Überschattet wurde die innerkirchliche Aufbruchstimmung mehr und mehr durch die wirtschaftliche Entwicklung des Ruhrgebietes. Zunehmende Arbeitslosigkeit und die Verelendung ganzer Stadtteile forderten Mitbrüder, Haupt- und Ehrenamtliche in den Pfarreien stark heraus. Auch wurden Dialog und Nachbarschaftshilfe immer nötiger und gefragter, denn nach den katholischen Slowenen und Polen siedelten sich immer mehr Menschen aus verschiedensten Ländern, Religionen und Kulturen an.
Diese Entwicklung ist bis heute ungebremst. Viele gute Werke sind entstanden: die regelmäßigen Mittagstische, Kleiderstuben und Lebensmittelausgaben, die Jugendberufshilfe, sozial-pastorale Zentren in Ostacker-Bruckhausen, später in Marxloh und Neumühl. Es ist fast unmöglich, hier alles aufzuzählen. Ein wichtiger Name sei aber erwähnt: Pater Rainer van Doorn.

○ ○ ○ ○ ○

- [Aufgabenstellung]:
A) Erläutern Sie anhand des ausgewählten Textes, warum Dialog und Nachbarschaftshilfe zunehmend nötig und gefragt waren.
B) In welchen Orten entstanden laut dem ausgewählten Text sozial-pastorale Zentren?
C) Übersetzen Sie den folgenden Satz aus dem ausgewählten Text ins Englische: „Zunehmende Arbeitslosigkeit und die Verelendung ganzer Stadtteile forderten Mitbrüder, Haupt- und Ehrenamtliche in den Pfarreien stark heraus.“

- [Bereitgestellte Daten]:
○ ○ ○ ○ ○

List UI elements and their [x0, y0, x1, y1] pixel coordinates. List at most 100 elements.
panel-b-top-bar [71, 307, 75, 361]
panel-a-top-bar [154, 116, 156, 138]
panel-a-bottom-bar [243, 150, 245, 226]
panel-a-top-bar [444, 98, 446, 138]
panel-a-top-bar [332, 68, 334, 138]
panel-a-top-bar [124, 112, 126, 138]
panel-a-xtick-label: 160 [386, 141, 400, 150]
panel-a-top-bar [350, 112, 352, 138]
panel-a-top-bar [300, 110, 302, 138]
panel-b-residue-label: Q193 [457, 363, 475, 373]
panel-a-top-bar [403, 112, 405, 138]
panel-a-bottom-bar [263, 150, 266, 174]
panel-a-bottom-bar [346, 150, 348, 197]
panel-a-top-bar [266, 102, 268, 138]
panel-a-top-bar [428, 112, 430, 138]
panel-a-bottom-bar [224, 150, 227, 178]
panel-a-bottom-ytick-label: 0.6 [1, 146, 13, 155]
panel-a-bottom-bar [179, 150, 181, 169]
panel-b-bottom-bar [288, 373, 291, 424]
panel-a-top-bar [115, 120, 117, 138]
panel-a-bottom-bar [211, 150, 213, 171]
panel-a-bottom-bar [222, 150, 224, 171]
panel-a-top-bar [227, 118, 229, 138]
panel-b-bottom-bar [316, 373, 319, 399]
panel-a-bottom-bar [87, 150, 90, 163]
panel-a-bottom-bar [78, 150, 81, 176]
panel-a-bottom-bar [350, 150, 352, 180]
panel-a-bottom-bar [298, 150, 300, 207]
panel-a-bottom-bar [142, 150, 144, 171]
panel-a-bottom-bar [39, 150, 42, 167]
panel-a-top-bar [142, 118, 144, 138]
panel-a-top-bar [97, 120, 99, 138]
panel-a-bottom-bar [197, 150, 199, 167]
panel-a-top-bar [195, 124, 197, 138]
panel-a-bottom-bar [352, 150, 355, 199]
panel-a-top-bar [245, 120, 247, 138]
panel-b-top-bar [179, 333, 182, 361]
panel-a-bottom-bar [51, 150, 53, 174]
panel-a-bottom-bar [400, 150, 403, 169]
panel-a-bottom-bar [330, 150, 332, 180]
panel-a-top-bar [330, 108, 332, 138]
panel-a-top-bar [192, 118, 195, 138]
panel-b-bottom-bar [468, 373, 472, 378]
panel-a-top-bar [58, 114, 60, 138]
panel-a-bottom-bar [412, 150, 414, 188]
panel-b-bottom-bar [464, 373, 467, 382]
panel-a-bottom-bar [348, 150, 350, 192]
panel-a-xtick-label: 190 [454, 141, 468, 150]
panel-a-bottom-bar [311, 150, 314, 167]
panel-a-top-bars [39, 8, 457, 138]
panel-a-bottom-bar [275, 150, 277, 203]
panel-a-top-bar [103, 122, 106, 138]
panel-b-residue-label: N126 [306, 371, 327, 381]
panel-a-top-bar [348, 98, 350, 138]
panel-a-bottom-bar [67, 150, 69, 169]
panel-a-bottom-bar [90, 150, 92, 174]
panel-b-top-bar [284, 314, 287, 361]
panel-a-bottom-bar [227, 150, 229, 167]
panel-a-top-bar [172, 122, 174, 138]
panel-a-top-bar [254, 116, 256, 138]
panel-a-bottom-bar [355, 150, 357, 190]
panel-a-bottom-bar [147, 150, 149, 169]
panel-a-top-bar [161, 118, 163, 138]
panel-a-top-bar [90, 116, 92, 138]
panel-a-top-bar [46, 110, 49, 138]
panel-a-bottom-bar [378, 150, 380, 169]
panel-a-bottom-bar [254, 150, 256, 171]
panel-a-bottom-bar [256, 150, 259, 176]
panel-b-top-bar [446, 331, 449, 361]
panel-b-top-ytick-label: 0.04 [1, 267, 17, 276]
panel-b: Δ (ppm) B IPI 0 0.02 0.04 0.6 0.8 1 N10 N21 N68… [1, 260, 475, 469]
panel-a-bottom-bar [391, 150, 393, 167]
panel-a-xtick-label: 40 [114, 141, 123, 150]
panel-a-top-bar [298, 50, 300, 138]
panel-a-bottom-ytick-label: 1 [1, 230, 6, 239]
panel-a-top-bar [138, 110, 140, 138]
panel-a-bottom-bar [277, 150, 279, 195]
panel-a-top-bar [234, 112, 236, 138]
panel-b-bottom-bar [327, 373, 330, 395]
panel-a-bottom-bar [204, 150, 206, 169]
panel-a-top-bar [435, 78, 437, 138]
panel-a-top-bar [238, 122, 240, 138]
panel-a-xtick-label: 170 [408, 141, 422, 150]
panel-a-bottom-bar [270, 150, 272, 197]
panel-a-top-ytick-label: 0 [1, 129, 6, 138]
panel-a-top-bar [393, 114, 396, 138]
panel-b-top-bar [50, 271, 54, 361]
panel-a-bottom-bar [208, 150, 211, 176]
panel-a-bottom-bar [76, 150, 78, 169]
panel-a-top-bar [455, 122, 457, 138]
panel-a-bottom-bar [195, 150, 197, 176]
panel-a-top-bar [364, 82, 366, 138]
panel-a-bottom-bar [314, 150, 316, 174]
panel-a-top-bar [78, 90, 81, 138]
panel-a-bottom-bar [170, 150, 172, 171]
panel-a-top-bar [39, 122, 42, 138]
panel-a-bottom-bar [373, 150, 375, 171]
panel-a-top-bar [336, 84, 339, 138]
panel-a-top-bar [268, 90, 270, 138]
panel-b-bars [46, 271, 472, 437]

○ ○ ○ ○ ○

- [Antworten]:
A) Nach den katholischen Slowenen und Polen ließen sich immer mehr Menschen aus den verschiedensten Ländern, Religionen und Kulturen im Ruhrgebiet nieder. Deshalb wurden Dialog und Nachbarschaftshilfe immer nötiger und gefragter.

B) In Ostacker-Bruckhausen, später auch in Marxloh und Neumühl.

C) Rising unemployment and the impoverishment of entire districts posed a great challenge to the confreres and to the full-time and volunteer workers in the parishes.